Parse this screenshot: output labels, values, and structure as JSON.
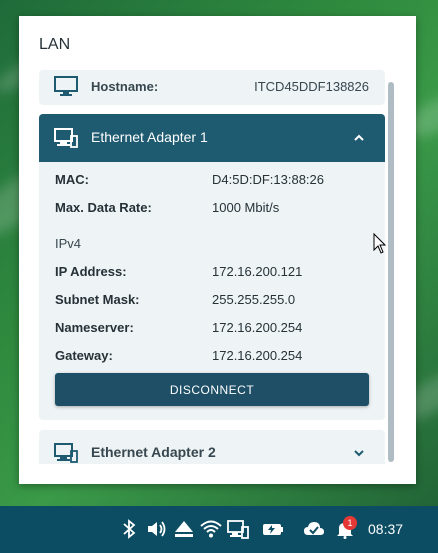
{
  "panel": {
    "title": "LAN",
    "hostname_label": "Hostname:",
    "hostname_value": "ITCD45DDF138826"
  },
  "adapter1": {
    "title": "Ethernet Adapter 1",
    "mac_label": "MAC:",
    "mac_value": "D4:5D:DF:13:88:26",
    "rate_label": "Max. Data Rate:",
    "rate_value": "1000 Mbit/s",
    "ipv4_heading": "IPv4",
    "ip_label": "IP Address:",
    "ip_value": "172.16.200.121",
    "subnet_label": "Subnet Mask:",
    "subnet_value": "255.255.255.0",
    "ns_label": "Nameserver:",
    "ns_value": "172.16.200.254",
    "gw_label": "Gateway:",
    "gw_value": "172.16.200.254",
    "disconnect_label": "DISCONNECT"
  },
  "adapter2": {
    "title": "Ethernet Adapter 2"
  },
  "taskbar": {
    "icons": [
      "bluetooth-icon",
      "volume-icon",
      "eject-icon",
      "wifi-icon",
      "network-icon",
      "battery-icon",
      "cloud-check-icon",
      "notifications-icon"
    ],
    "notification_count": "1",
    "clock": "08:37"
  },
  "colors": {
    "accent": "#1e5b70",
    "button": "#1e4f66",
    "taskbar": "#0c4d63",
    "card_bg": "#eef3f5"
  }
}
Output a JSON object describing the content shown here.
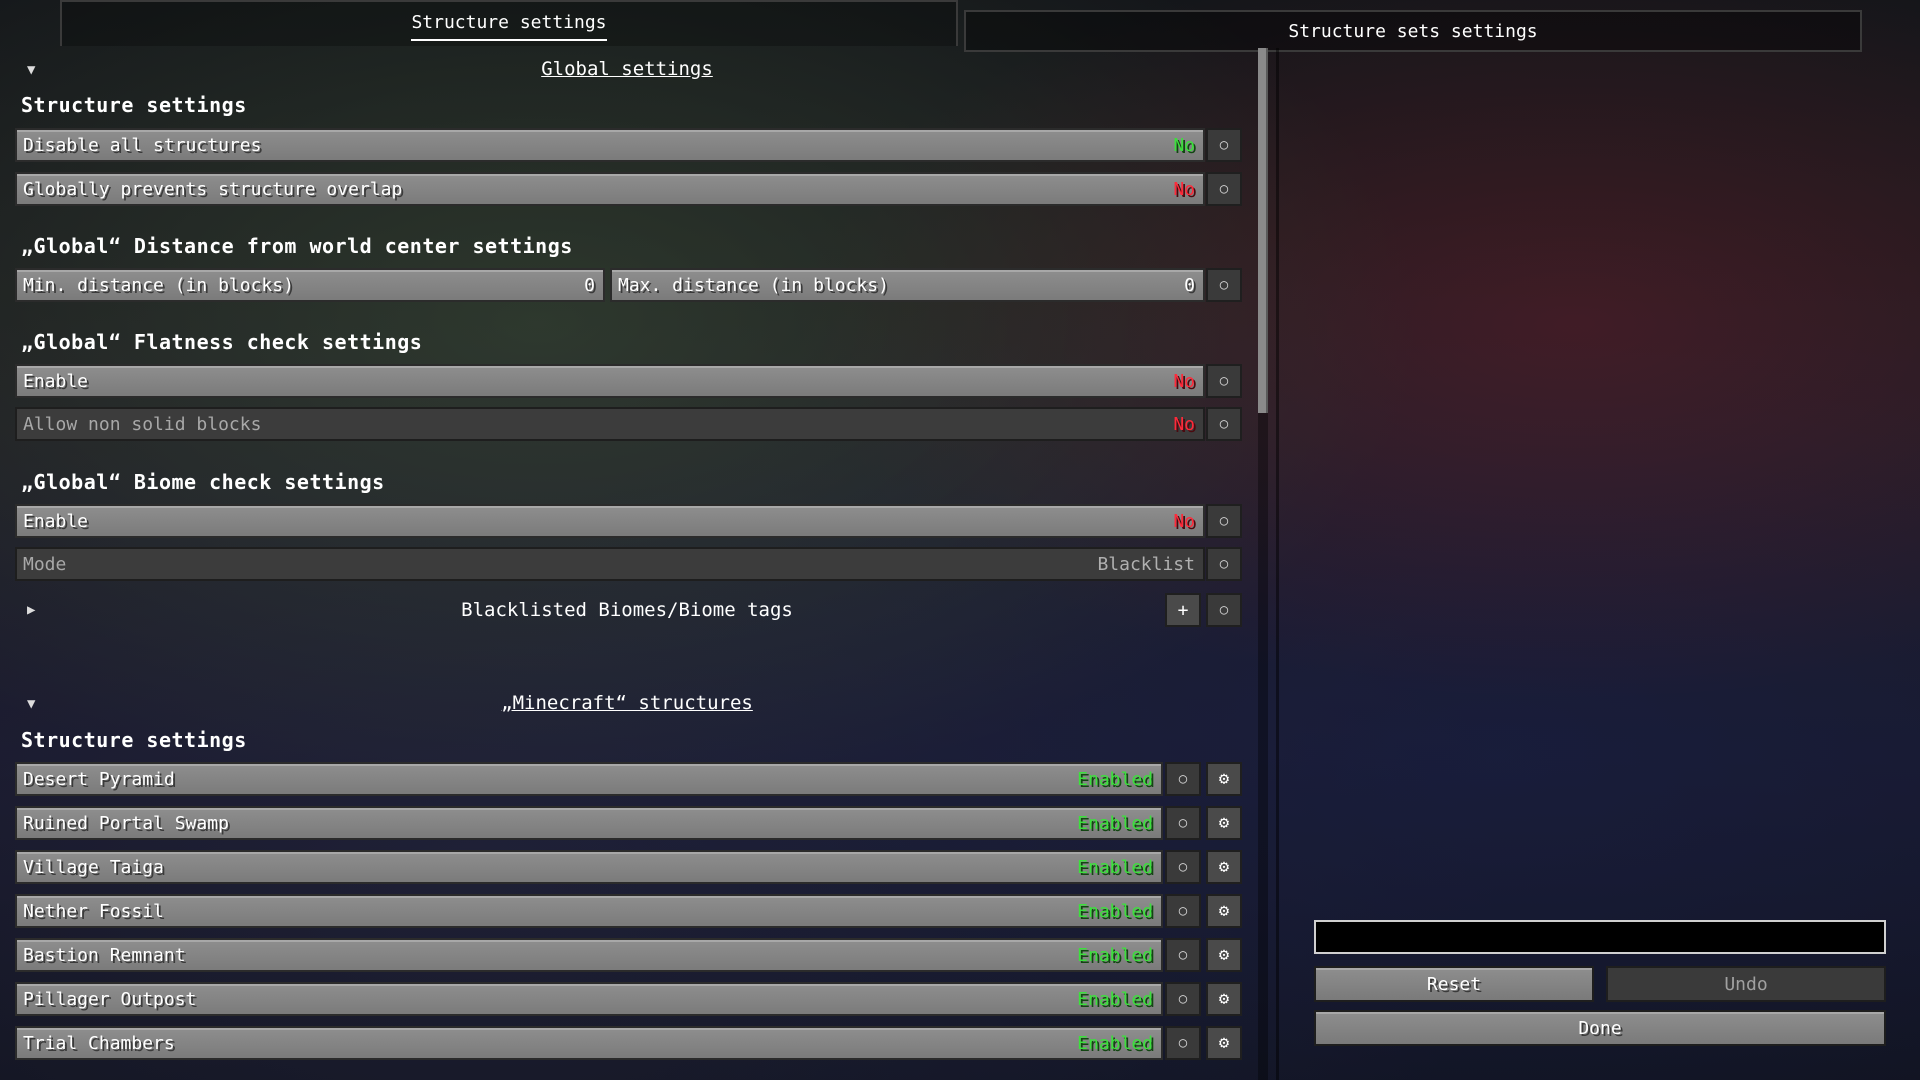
{
  "tabs": {
    "structure_settings": "Structure settings",
    "structure_sets_settings": "Structure sets settings"
  },
  "global": {
    "header": "Global settings",
    "structure_settings_title": "Structure settings",
    "disable_all_label": "Disable all structures",
    "disable_all_value": "No",
    "prevent_overlap_label": "Globally prevents structure overlap",
    "prevent_overlap_value": "No",
    "distance_title": "„Global“ Distance from world center settings",
    "min_distance_label": "Min. distance (in blocks)",
    "min_distance_value": "0",
    "max_distance_label": "Max. distance (in blocks)",
    "max_distance_value": "0",
    "flatness_title": "„Global“ Flatness check settings",
    "flatness_enable_label": "Enable",
    "flatness_enable_value": "No",
    "allow_non_solid_label": "Allow non solid blocks",
    "allow_non_solid_value": "No",
    "biome_title": "„Global“ Biome check settings",
    "biome_enable_label": "Enable",
    "biome_enable_value": "No",
    "mode_label": "Mode",
    "mode_value": "Blacklist",
    "blacklisted_label": "Blacklisted Biomes/Biome tags",
    "add_symbol": "+"
  },
  "minecraft": {
    "header": "„Minecraft“ structures",
    "structure_settings_title": "Structure settings",
    "structures": [
      {
        "name": "Desert Pyramid",
        "status": "Enabled"
      },
      {
        "name": "Ruined Portal Swamp",
        "status": "Enabled"
      },
      {
        "name": "Village Taiga",
        "status": "Enabled"
      },
      {
        "name": "Nether Fossil",
        "status": "Enabled"
      },
      {
        "name": "Bastion Remnant",
        "status": "Enabled"
      },
      {
        "name": "Pillager Outpost",
        "status": "Enabled"
      },
      {
        "name": "Trial Chambers",
        "status": "Enabled"
      }
    ]
  },
  "icons": {
    "reset_small": "○",
    "gear": "⚙",
    "caret_down": "▼",
    "caret_right": "▶"
  },
  "actions": {
    "reset": "Reset",
    "undo": "Undo",
    "done": "Done"
  },
  "colors": {
    "enabled_green": "#3ce03c",
    "no_red": "#ff2a3a",
    "no_green": "#3ce03c"
  }
}
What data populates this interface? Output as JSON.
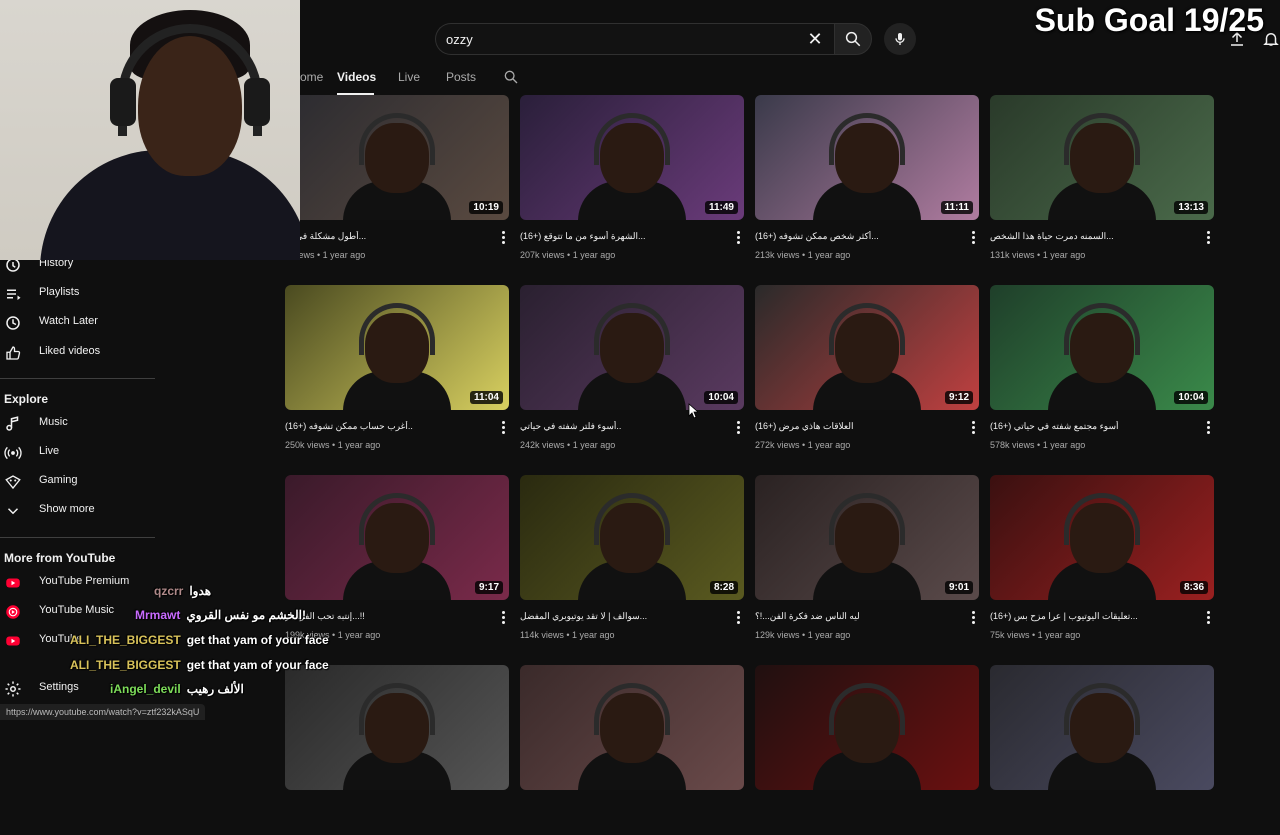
{
  "search": {
    "value": "ozzy"
  },
  "overlay": {
    "sub_goal": "Sub Goal 19/25"
  },
  "tabs": [
    {
      "label": "ome"
    },
    {
      "label": "Videos"
    },
    {
      "label": "Live"
    },
    {
      "label": "Posts"
    }
  ],
  "sidebar": {
    "you_items": [
      {
        "label": "History",
        "icon": "history-icon"
      },
      {
        "label": "Playlists",
        "icon": "playlists-icon"
      },
      {
        "label": "Watch Later",
        "icon": "clock-icon"
      },
      {
        "label": "Liked videos",
        "icon": "thumbs-up-icon"
      }
    ],
    "explore_heading": "Explore",
    "explore_items": [
      {
        "label": "Music",
        "icon": "music-note-icon"
      },
      {
        "label": "Live",
        "icon": "live-icon"
      },
      {
        "label": "Gaming",
        "icon": "gaming-icon"
      },
      {
        "label": "Show more",
        "icon": "chevron-down-icon"
      }
    ],
    "more_heading": "More from YouTube",
    "more_items": [
      {
        "label": "YouTube Premium",
        "icon": "youtube-premium-icon"
      },
      {
        "label": "YouTube Music",
        "icon": "youtube-music-icon"
      },
      {
        "label": "YouTube",
        "icon": "youtube-kids-icon"
      }
    ],
    "settings_label": "Settings"
  },
  "videos": [
    {
      "title": "أطول مشكلة في الـ...",
      "views": "k views",
      "age": "1 year ago",
      "duration": "10:19"
    },
    {
      "title": "(16+) الشهرة أسوء من ما تتوقع...",
      "views": "207k views",
      "age": "1 year ago",
      "duration": "11:49"
    },
    {
      "title": "(16+) أكثر شخص ممكن تشوفه...",
      "views": "213k views",
      "age": "1 year ago",
      "duration": "11:11"
    },
    {
      "title": "السمنه دمرت حياة هذا الشخص...",
      "views": "131k views",
      "age": "1 year ago",
      "duration": "13:13"
    },
    {
      "title": "(16+) أغرب حساب ممكن تشوفه..",
      "views": "250k views",
      "age": "1 year ago",
      "duration": "11:04"
    },
    {
      "title": "أسوء فلتر شفته في حياتي..",
      "views": "242k views",
      "age": "1 year ago",
      "duration": "10:04"
    },
    {
      "title": "(16+) العلاقات هاذي مرض",
      "views": "272k views",
      "age": "1 year ago",
      "duration": "9:12"
    },
    {
      "title": "(16+) أسوء مجتمع شفته في حياتي",
      "views": "578k views",
      "age": "1 year ago",
      "duration": "10:04"
    },
    {
      "title": "إنتبه تحب الفراسر...!!",
      "views": "199k views",
      "age": "1 year ago",
      "duration": "9:17"
    },
    {
      "title": "سوالف | لا تقد يوتيوبري المفضل...",
      "views": "114k views",
      "age": "1 year ago",
      "duration": "8:28"
    },
    {
      "title": "ليه الناس ضد فكرة الفن...!؟",
      "views": "129k views",
      "age": "1 year ago",
      "duration": "9:01"
    },
    {
      "title": "(16+) تعليقات اليوتيوب | عرا مزح بس...",
      "views": "75k views",
      "age": "1 year ago",
      "duration": "8:36"
    },
    {
      "title": "",
      "views": "",
      "age": "",
      "duration": ""
    },
    {
      "title": "",
      "views": "",
      "age": "",
      "duration": ""
    },
    {
      "title": "",
      "views": "",
      "age": "",
      "duration": ""
    },
    {
      "title": "",
      "views": "",
      "age": "",
      "duration": ""
    }
  ],
  "chat": [
    {
      "user": "qzcrr",
      "message": "هدوا",
      "color": "#b08a8a"
    },
    {
      "user": "Mrmawt",
      "message": "الخشم مو نفس القروي!",
      "color": "#c86bff"
    },
    {
      "user": "ALI_THE_BIGGEST",
      "message": "get that yam of your face",
      "color": "#d8c25a"
    },
    {
      "user": "ALI_THE_BIGGEST",
      "message": "get that yam of your face",
      "color": "#d8c25a"
    },
    {
      "user": "iAngel_devil",
      "message": "الألف رهيب",
      "color": "#7ddc5a"
    }
  ],
  "status_url": "https://www.youtube.com/watch?v=ztf232kASqU",
  "colors": {
    "background": "#0f0f0f",
    "accent_red": "#ff0033"
  }
}
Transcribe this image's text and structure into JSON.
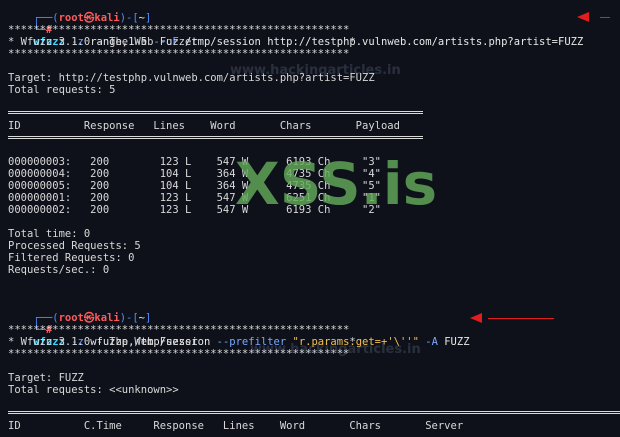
{
  "watermark": {
    "text1": "www.hackingarticles.in",
    "text2": "www.hackingarticles.in",
    "xss": "XSS.is"
  },
  "prompt": {
    "user": "root",
    "host": "kali",
    "path": "~",
    "hash": "#"
  },
  "cmd1": {
    "program": "wfuzz",
    "parts": [
      " -z",
      " range,1-5",
      " --oF",
      " /tmp/session",
      " http://testphp.vulnweb.com/artists.php?artist=FUZZ"
    ]
  },
  "stars": "******************************************************",
  "banner": "* Wfuzz 3.1.0 - The Web Fuzzer                        *",
  "target1": "Target: http://testphp.vulnweb.com/artists.php?artist=FUZZ",
  "total1": "Total requests: 5",
  "header1": "ID          Response   Lines    Word       Chars       Payload",
  "rows": [
    "000000003:   200        123 L    547 W      6193 Ch     \"3\"",
    "000000004:   200        104 L    364 W      4735 Ch     \"4\"",
    "000000005:   200        104 L    364 W      4735 Ch     \"5\"",
    "000000001:   200        123 L    547 W      6251 Ch     \"1\"",
    "000000002:   200        123 L    547 W      6193 Ch     \"2\""
  ],
  "stats": [
    "Total time: 0",
    "Processed Requests: 5",
    "Filtered Requests: 0",
    "Requests/sec.: 0"
  ],
  "cmd2": {
    "program": "wfuzz",
    "parts": [
      " -z",
      " wfuzzp,/tmp/session",
      " --prefilter",
      " \"r.params.get=+'\\''\"",
      " -A",
      " FUZZ"
    ]
  },
  "banner2": "* Wfuzz 3.1.0 - The Web Fuzzer                        *",
  "target2": "Target: FUZZ",
  "total2": "Total requests: <<unknown>>",
  "header2": "ID          C.Time     Response   Lines    Word       Chars       Server"
}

******************************

Task requirements :: Beginning at the line that contains "Transcribe this image's", retype each line of the data above through the very last one. Do not retype the pictures.

Solution to this problem ::
Transcribe this image's text and structure into JSON.
{
  "watermark": {
    "text1": "www.hackingarticles.in",
    "text2": "www.hackingarticles.in",
    "xss": "XSS.is"
  },
  "prompt": {
    "user": "root",
    "host": "kali",
    "path": "~",
    "hash": "#"
  },
  "cmd1": {
    "program": "wfuzz",
    "parts": [
      " -z",
      " range,1-5",
      " --oF",
      " /tmp/session",
      " http://testphp.vulnweb.com/artists.php?artist=FUZZ"
    ]
  },
  "stars": "******************************************************",
  "banner": "* Wfuzz 3.1.0 - The Web Fuzzer                        *",
  "target1": "Target: http://testphp.vulnweb.com/artists.php?artist=FUZZ",
  "total1": "Total requests: 5",
  "header1": "ID          Response   Lines    Word       Chars       Payload",
  "rows": [
    "000000003:   200        123 L    547 W      6193 Ch     \"3\"",
    "000000004:   200        104 L    364 W      4735 Ch     \"4\"",
    "000000005:   200        104 L    364 W      4735 Ch     \"5\"",
    "000000001:   200        123 L    547 W      6251 Ch     \"1\"",
    "000000002:   200        123 L    547 W      6193 Ch     \"2\""
  ],
  "stats": [
    "Total time: 0",
    "Processed Requests: 5",
    "Filtered Requests: 0",
    "Requests/sec.: 0"
  ],
  "cmd2": {
    "program": "wfuzz",
    "parts": [
      " -z",
      " wfuzzp,/tmp/session",
      " --prefilter",
      " \"r.params.get=+'\\''\"",
      " -A",
      " FUZZ"
    ]
  },
  "banner2": "* Wfuzz 3.1.0 - The Web Fuzzer                        *",
  "target2": "Target: FUZZ",
  "total2": "Total requests: <<unknown>>",
  "header2": "ID          C.Time     Response   Lines    Word       Chars       Server"
}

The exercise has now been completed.